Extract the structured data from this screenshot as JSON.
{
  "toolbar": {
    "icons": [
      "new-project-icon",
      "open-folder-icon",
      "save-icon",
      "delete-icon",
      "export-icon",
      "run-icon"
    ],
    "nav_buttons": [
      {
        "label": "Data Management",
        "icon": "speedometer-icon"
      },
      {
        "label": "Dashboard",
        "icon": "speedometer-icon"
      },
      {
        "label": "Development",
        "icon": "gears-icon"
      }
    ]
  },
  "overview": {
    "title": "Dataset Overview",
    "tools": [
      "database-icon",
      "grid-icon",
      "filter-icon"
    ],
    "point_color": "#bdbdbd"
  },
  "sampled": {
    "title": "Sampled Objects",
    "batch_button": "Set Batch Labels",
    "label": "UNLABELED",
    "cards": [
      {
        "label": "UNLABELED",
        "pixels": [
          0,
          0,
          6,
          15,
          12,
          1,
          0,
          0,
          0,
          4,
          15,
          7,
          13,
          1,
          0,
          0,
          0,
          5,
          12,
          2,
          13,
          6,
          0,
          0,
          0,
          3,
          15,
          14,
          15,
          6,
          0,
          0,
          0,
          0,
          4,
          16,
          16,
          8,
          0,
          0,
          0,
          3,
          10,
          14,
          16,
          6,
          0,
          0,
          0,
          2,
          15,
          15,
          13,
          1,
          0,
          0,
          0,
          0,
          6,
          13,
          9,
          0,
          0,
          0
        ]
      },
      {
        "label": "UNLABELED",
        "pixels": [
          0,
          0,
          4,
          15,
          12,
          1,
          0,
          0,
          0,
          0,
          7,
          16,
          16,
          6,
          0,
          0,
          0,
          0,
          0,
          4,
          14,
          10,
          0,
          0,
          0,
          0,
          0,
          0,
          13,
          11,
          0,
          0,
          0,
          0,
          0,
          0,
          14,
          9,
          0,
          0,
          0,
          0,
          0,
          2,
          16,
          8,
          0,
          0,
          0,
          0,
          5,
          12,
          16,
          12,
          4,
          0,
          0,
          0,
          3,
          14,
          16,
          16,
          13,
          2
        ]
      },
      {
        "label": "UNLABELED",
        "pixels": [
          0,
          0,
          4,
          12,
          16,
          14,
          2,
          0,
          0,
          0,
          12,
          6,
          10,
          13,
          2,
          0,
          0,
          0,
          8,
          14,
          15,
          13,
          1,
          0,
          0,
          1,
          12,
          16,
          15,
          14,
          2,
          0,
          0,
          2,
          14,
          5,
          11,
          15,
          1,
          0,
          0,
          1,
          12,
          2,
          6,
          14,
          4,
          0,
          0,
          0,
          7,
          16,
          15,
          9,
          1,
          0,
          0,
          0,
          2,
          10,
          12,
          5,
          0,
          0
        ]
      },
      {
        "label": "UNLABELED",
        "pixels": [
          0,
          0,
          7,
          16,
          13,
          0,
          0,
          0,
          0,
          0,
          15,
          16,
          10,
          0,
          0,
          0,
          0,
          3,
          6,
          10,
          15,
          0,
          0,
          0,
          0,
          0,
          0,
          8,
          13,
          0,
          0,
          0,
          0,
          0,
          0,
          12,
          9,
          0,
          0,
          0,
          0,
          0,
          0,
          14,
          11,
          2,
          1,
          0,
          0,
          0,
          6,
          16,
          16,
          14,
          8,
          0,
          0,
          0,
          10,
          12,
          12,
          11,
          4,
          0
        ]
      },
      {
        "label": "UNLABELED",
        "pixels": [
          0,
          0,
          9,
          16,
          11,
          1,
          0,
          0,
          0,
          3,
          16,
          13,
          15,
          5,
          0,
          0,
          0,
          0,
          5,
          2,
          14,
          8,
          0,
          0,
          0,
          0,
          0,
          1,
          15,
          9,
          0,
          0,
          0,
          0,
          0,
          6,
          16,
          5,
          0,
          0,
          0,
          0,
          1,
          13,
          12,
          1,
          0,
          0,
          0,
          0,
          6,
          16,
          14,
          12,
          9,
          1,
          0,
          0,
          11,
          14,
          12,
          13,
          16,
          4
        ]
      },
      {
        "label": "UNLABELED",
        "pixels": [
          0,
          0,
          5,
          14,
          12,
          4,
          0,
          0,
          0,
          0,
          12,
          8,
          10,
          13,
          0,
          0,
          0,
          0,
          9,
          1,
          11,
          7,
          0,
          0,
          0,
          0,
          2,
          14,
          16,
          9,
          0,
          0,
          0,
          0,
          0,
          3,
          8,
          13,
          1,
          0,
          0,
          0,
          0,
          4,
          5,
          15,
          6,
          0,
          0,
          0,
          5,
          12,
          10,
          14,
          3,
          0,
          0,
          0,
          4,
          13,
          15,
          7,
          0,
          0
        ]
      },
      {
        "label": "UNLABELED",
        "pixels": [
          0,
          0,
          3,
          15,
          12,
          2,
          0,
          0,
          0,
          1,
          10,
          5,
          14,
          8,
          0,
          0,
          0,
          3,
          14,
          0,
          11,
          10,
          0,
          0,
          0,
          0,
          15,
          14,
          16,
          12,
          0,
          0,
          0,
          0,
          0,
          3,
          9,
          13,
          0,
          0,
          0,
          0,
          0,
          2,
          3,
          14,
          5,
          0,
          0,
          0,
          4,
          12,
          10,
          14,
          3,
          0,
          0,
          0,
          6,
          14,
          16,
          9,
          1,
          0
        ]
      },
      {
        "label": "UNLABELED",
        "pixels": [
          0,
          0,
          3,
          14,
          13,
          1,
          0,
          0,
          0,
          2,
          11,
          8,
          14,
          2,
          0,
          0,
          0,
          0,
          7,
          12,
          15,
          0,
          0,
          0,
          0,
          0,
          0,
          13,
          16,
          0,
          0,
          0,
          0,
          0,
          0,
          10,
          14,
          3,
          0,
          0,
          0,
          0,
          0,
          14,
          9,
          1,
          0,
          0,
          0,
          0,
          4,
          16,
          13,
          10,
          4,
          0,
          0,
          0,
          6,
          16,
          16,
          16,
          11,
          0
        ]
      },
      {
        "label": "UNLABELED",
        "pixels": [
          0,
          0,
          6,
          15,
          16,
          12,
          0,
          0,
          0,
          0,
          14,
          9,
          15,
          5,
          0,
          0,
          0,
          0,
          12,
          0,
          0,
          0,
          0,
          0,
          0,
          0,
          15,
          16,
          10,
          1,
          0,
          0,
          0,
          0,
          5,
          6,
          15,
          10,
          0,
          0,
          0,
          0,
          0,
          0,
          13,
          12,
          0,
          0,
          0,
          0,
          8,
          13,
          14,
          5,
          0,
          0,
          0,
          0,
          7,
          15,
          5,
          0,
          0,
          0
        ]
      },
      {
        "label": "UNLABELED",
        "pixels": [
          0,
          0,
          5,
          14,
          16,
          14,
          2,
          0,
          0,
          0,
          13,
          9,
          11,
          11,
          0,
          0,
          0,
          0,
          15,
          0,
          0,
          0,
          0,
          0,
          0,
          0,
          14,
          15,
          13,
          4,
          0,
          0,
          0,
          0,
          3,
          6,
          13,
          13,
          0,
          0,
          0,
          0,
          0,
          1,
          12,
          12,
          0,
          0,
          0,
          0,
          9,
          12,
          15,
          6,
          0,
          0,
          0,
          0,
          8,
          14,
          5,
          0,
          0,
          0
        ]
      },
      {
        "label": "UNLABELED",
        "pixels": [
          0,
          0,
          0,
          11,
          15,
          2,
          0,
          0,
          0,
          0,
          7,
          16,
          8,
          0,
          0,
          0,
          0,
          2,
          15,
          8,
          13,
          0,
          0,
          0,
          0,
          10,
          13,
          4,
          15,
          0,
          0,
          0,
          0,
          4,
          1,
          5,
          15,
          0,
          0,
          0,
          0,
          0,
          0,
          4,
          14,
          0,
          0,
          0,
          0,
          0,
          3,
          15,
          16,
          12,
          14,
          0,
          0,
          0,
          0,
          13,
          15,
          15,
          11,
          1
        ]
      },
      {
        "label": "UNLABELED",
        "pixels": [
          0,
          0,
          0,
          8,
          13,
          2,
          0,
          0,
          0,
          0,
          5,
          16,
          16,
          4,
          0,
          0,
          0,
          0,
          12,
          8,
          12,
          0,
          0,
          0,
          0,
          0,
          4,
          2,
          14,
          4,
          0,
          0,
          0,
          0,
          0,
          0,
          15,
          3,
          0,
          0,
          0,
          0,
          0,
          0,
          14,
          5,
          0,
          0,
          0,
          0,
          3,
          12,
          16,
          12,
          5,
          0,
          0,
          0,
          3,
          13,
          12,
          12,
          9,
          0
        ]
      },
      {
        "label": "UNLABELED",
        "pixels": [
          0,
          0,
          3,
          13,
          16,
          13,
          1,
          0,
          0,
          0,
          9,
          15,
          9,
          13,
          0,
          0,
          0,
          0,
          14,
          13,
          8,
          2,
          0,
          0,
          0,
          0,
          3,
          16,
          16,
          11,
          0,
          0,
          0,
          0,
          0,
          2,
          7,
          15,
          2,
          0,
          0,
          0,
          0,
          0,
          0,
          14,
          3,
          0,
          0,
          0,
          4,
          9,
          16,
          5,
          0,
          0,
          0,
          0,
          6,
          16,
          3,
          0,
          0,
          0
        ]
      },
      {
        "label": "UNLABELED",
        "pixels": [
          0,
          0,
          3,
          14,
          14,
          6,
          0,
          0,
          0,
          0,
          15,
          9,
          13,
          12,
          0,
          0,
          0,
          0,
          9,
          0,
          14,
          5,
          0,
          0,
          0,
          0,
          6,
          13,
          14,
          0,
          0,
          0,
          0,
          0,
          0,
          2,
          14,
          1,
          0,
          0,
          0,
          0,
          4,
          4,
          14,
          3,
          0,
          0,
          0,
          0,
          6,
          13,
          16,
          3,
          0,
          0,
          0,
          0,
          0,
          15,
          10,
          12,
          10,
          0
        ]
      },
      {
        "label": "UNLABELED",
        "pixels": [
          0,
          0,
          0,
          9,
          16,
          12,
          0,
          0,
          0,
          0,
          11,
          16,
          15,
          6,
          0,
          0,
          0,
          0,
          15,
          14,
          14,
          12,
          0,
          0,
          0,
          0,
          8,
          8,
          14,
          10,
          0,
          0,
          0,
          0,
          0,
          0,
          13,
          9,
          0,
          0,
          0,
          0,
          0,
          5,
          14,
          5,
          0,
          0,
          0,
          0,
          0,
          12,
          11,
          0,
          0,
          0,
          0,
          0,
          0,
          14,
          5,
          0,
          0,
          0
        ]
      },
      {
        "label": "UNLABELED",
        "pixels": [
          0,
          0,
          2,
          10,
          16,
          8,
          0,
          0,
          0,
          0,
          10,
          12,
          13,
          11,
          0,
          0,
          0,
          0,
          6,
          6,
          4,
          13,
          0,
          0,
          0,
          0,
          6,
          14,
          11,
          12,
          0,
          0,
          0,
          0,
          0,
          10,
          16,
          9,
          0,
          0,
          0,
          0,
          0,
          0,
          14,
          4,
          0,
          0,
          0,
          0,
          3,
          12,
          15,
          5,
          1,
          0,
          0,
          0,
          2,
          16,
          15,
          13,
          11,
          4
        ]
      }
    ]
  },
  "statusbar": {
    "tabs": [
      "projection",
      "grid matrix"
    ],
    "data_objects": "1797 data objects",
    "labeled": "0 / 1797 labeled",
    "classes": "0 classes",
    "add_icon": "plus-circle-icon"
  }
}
# # # # # # #
_Request_
From the listing, copy every line where the string "title" appears.

_The completed task_
    "title": "Dataset Overview",
    "title": "Sampled Objects",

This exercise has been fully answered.